* **Written task**:
Starting with the line that has "OCR this image." in it, repeat every line through the last one, word for word, and give nothing more.

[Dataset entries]
+ + +

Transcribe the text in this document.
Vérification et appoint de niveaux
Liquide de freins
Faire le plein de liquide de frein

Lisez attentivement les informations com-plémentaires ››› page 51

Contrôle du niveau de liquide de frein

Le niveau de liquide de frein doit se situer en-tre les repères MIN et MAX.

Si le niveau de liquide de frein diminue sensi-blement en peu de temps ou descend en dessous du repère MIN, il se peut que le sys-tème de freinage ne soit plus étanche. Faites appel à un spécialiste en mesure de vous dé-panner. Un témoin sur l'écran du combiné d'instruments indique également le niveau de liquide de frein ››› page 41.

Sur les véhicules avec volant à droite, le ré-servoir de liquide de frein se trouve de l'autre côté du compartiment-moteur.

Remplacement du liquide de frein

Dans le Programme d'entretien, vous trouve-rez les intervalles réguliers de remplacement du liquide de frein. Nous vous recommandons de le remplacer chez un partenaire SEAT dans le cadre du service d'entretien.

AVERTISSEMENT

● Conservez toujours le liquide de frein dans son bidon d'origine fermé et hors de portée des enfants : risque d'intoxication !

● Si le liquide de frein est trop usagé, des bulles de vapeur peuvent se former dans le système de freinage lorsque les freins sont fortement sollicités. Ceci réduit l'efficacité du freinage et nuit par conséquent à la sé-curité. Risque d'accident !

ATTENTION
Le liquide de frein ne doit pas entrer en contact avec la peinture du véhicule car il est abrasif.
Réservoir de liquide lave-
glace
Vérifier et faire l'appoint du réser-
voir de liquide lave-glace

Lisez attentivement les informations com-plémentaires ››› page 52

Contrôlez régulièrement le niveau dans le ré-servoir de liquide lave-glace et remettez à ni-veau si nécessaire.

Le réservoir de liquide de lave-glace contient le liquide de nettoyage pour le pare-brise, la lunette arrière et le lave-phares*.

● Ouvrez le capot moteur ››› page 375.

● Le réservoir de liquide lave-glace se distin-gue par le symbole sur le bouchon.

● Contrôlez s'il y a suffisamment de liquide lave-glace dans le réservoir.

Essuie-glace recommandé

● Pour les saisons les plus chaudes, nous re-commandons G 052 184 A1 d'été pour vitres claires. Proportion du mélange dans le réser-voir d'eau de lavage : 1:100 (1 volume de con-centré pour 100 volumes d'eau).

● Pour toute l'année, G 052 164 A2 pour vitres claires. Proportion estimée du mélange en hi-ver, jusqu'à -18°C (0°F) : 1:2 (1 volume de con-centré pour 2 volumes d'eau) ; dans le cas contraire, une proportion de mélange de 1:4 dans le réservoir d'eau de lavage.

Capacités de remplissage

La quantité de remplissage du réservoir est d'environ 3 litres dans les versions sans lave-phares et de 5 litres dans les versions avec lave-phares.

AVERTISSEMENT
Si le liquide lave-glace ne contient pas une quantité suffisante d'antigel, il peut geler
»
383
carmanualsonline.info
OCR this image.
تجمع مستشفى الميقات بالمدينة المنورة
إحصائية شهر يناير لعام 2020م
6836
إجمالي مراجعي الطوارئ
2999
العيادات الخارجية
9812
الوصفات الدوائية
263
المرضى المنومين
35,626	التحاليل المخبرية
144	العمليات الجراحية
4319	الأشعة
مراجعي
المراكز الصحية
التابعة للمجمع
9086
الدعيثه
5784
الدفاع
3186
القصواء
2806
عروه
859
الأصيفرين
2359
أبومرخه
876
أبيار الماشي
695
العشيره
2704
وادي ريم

+ + +

* **Result for this exercise**:
OCR this image.
تجمع مستشفى الميقات بالمدينة المنورة
إحصائية شهر يناير لعام 2020م
6836
إجمالي مراجعي الطوارئ
2999
العيادات الخارجية
9812
الوصفات الدوائية
263
المرضى المنومين
35,626	التحاليل المخبرية
144	العمليات الجراحية
4319	الأشعة
مراجعي
المراكز الصحية
التابعة للمجمع
9086
الدعيثه
5784
الدفاع
3186
القصواء
2806
عروه
859
الأصيفرين
2359
أبومرخه
876
أبيار الماشي
695
العشيره
2704
وادي ريم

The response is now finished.